## [Your instructions]
Please recast the lines of the entries below as a Markdown table with two columns, Row for a running number and Text for the line itself, skipping any blank lines and leaving the pictures out.

## [Given information]
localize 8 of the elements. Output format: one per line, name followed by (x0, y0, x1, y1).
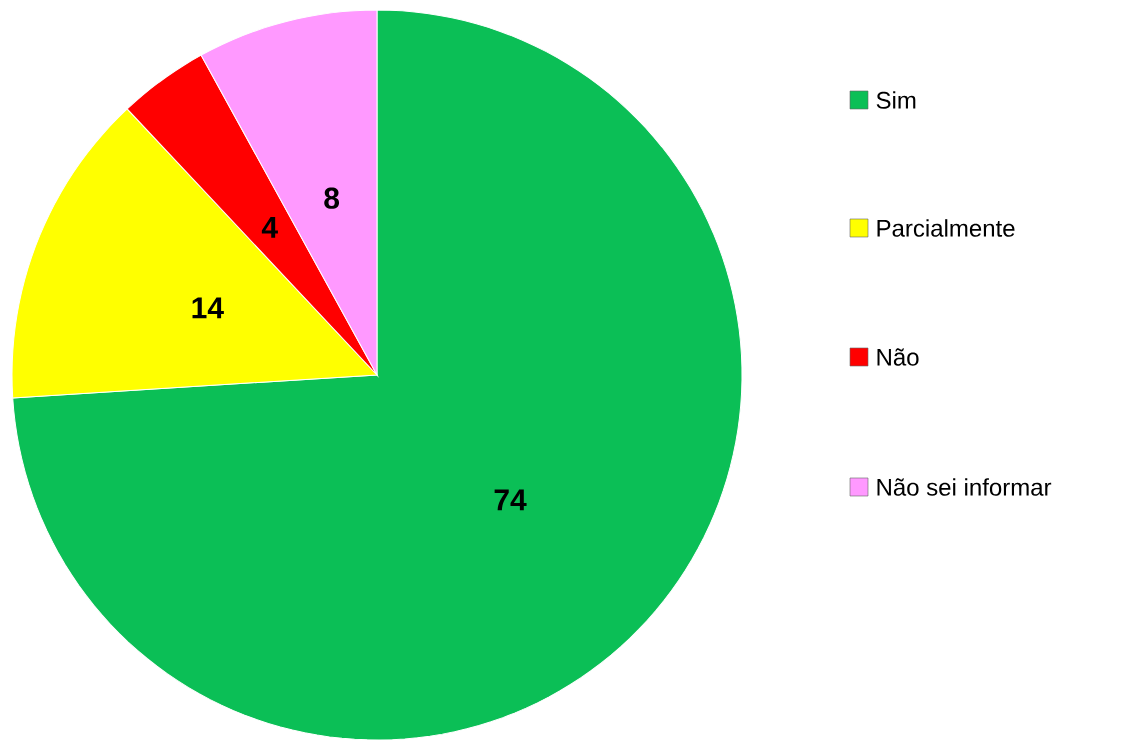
data-label: 4 (261, 217, 278, 238)
data-label: 14 (192, 297, 224, 319)
legend-label: Não sei informar (877, 478, 1052, 496)
legend-label: Não (877, 348, 919, 366)
legend-label: Parcialmente (877, 219, 1015, 237)
data-label: 74 (494, 489, 527, 511)
legend-label: Sim (876, 91, 916, 109)
data-label: 8 (324, 187, 340, 209)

## [Result of the exercise]
| Row | Text |
|---|---|
| 1 | localize 8 of the elements. Output format: one per line, name followed by (x0, y0, x1, y1). |
| 2 | data-label: 4 (261, 217, 278, 238) |
| 3 | data-label: 14 (192, 297, 224, 319) |
| 4 | legend-label: Não sei informar (877, 478, 1052, 496) |
| 5 | legend-label: Não (877, 348, 919, 366) |
| 6 | legend-label: Parcialmente (877, 219, 1015, 237) |
| 7 | data-label: 74 (494, 489, 527, 511) |
| 8 | legend-label: Sim (876, 91, 916, 109) |
| 9 | data-label: 8 (324, 187, 340, 209) |